(Collected data entries)
————

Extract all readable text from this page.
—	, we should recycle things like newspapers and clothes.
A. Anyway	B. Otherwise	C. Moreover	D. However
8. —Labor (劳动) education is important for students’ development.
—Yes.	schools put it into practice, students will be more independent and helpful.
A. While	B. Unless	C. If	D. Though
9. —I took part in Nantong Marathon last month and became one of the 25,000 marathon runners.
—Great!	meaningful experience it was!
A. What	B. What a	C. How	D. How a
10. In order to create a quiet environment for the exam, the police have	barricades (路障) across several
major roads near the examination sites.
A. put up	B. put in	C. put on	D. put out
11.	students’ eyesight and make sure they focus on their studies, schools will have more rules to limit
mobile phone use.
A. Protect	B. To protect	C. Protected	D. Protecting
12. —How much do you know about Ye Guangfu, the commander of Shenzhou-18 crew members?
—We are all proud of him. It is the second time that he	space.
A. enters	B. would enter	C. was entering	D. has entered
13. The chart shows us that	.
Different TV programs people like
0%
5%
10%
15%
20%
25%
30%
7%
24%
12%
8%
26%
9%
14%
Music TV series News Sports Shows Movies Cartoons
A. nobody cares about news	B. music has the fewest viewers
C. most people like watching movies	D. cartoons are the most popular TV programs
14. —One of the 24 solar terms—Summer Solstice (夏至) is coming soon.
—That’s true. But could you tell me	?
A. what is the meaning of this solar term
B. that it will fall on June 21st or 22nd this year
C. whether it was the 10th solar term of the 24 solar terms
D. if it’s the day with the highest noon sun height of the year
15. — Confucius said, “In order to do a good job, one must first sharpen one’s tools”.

————

- [Problem to work on] Copy out each record from above, exactly.

- [Written answer]
Extract all readable text from this page.
—	, we should recycle things like newspapers and clothes.
A. Anyway	B. Otherwise	C. Moreover	D. However
8. —Labor (劳动) education is important for students’ development.
—Yes.	schools put it into practice, students will be more independent and helpful.
A. While	B. Unless	C. If	D. Though
9. —I took part in Nantong Marathon last month and became one of the 25,000 marathon runners.
—Great!	meaningful experience it was!
A. What	B. What a	C. How	D. How a
10. In order to create a quiet environment for the exam, the police have	barricades (路障) across several
major roads near the examination sites.
A. put up	B. put in	C. put on	D. put out
11.	students’ eyesight and make sure they focus on their studies, schools will have more rules to limit
mobile phone use.
A. Protect	B. To protect	C. Protected	D. Protecting
12. —How much do you know about Ye Guangfu, the commander of Shenzhou-18 crew members?
—We are all proud of him. It is the second time that he	space.
A. enters	B. would enter	C. was entering	D. has entered
13. The chart shows us that	.
Different TV programs people like
0%
5%
10%
15%
20%
25%
30%
7%
24%
12%
8%
26%
9%
14%
Music TV series News Sports Shows Movies Cartoons
A. nobody cares about news	B. music has the fewest viewers
C. most people like watching movies	D. cartoons are the most popular TV programs
14. —One of the 24 solar terms—Summer Solstice (夏至) is coming soon.
—That’s true. But could you tell me	?
A. what is the meaning of this solar term
B. that it will fall on June 21st or 22nd this year
C. whether it was the 10th solar term of the 24 solar terms
D. if it’s the day with the highest noon sun height of the year
15. — Confucius said, “In order to do a good job, one must first sharpen one’s tools”.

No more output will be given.